- **Stated exercise**: All the data should be repeated exactly. Any image in it is left out.

- **Collection entries**:
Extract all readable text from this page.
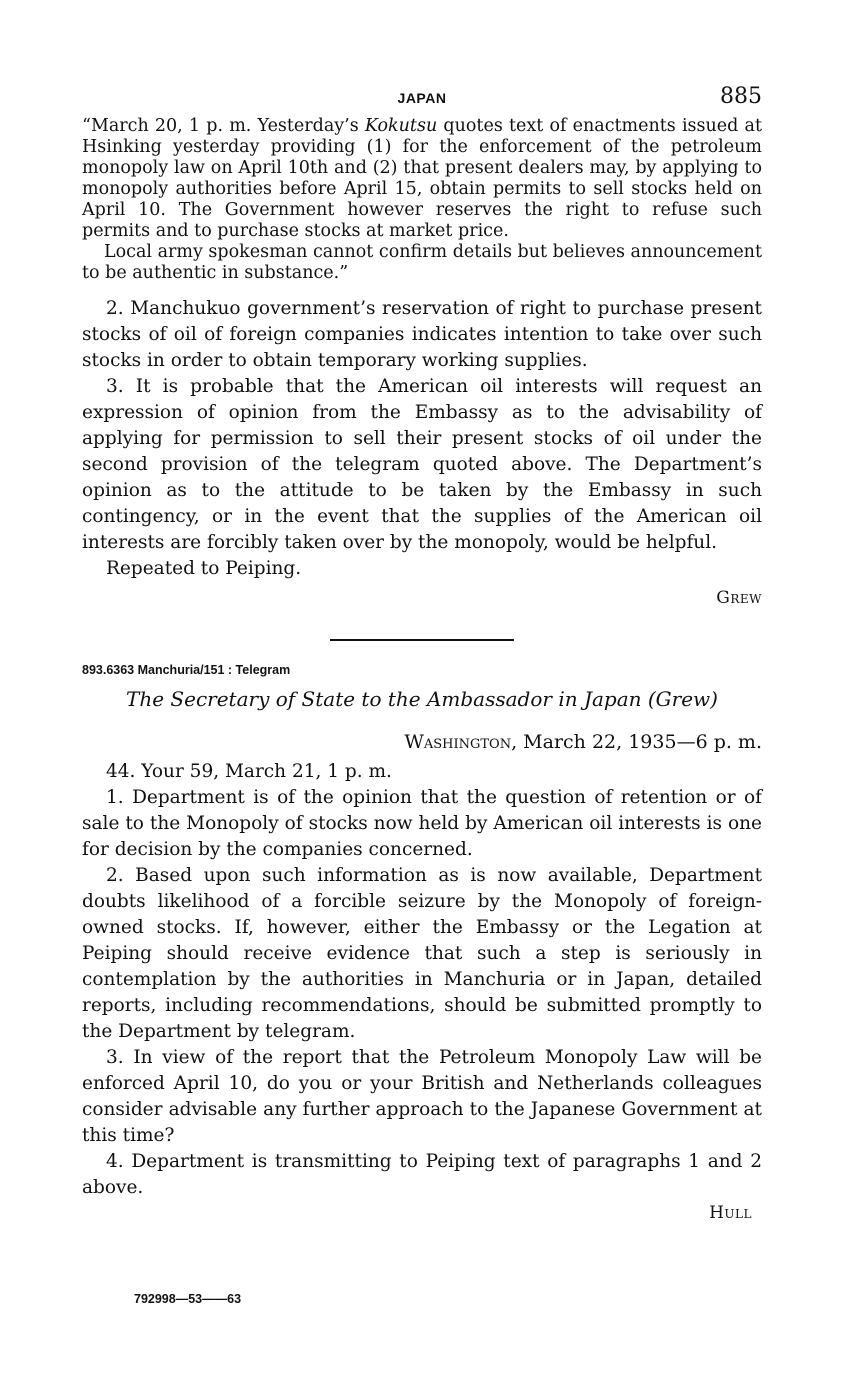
JAPAN	885

“March 20, 1 p. m. Yesterday’s Kokutsu quotes text of enactments issued at Hsinking yesterday providing (1) for the enforcement of the petroleum monopoly law on April 10th and (2) that present dealers may, by applying to monopoly authorities before April 15, obtain permits to sell stocks held on April 10. The Government however reserves the right to refuse such permits and to purchase stocks at market price.

Local army spokesman cannot confirm details but believes announcement to be authentic in substance.”

2. Manchukuo government’s reservation of right to purchase present stocks of oil of foreign companies indicates intention to take over such stocks in order to obtain temporary working supplies.

3. It is probable that the American oil interests will request an expression of opinion from the Embassy as to the advisability of applying for permission to sell their present stocks of oil under the second provision of the telegram quoted above. The Department’s opinion as to the attitude to be taken by the Embassy in such contingency, or in the event that the supplies of the American oil interests are forcibly taken over by the monopoly, would be helpful.

Repeated to Peiping.

Grew
893.6363 Manchuria/151 : Telegram
The Secretary of State to the Ambassador in Japan (Grew)
Washington, March 22, 1935—6 p. m.

44. Your 59, March 21, 1 p. m.

1. Department is of the opinion that the question of retention or of sale to the Monopoly of stocks now held by American oil interests is one for decision by the companies concerned.

2. Based upon such information as is now available, Department doubts likelihood of a forcible seizure by the Monopoly of foreign-owned stocks. If, however, either the Embassy or the Legation at Peiping should receive evidence that such a step is seriously in contemplation by the authorities in Manchuria or in Japan, detailed reports, including recommendations, should be submitted promptly to the Department by telegram.

3. In view of the report that the Petroleum Monopoly Law will be enforced April 10, do you or your British and Netherlands colleagues consider advisable any further approach to the Japanese Government at this time?

4. Department is transmitting to Peiping text of paragraphs 1 and 2 above.

Hull
792998—53——63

- **Result for this task**:
Extract all readable text from this page.
JAPAN	885

“March 20, 1 p. m. Yesterday’s Kokutsu quotes text of enactments issued at Hsinking yesterday providing (1) for the enforcement of the petroleum monopoly law on April 10th and (2) that present dealers may, by applying to monopoly authorities before April 15, obtain permits to sell stocks held on April 10. The Government however reserves the right to refuse such permits and to purchase stocks at market price.

Local army spokesman cannot confirm details but believes announcement to be authentic in substance.”

2. Manchukuo government’s reservation of right to purchase present stocks of oil of foreign companies indicates intention to take over such stocks in order to obtain temporary working supplies.

3. It is probable that the American oil interests will request an expression of opinion from the Embassy as to the advisability of applying for permission to sell their present stocks of oil under the second provision of the telegram quoted above. The Department’s opinion as to the attitude to be taken by the Embassy in such contingency, or in the event that the supplies of the American oil interests are forcibly taken over by the monopoly, would be helpful.

Repeated to Peiping.

Grew
893.6363 Manchuria/151 : Telegram
The Secretary of State to the Ambassador in Japan (Grew)
Washington, March 22, 1935—6 p. m.

44. Your 59, March 21, 1 p. m.

1. Department is of the opinion that the question of retention or of sale to the Monopoly of stocks now held by American oil interests is one for decision by the companies concerned.

2. Based upon such information as is now available, Department doubts likelihood of a forcible seizure by the Monopoly of foreign-owned stocks. If, however, either the Embassy or the Legation at Peiping should receive evidence that such a step is seriously in contemplation by the authorities in Manchuria or in Japan, detailed reports, including recommendations, should be submitted promptly to the Department by telegram.

3. In view of the report that the Petroleum Monopoly Law will be enforced April 10, do you or your British and Netherlands colleagues consider advisable any further approach to the Japanese Government at this time?

4. Department is transmitting to Peiping text of paragraphs 1 and 2 above.

Hull
792998—53——63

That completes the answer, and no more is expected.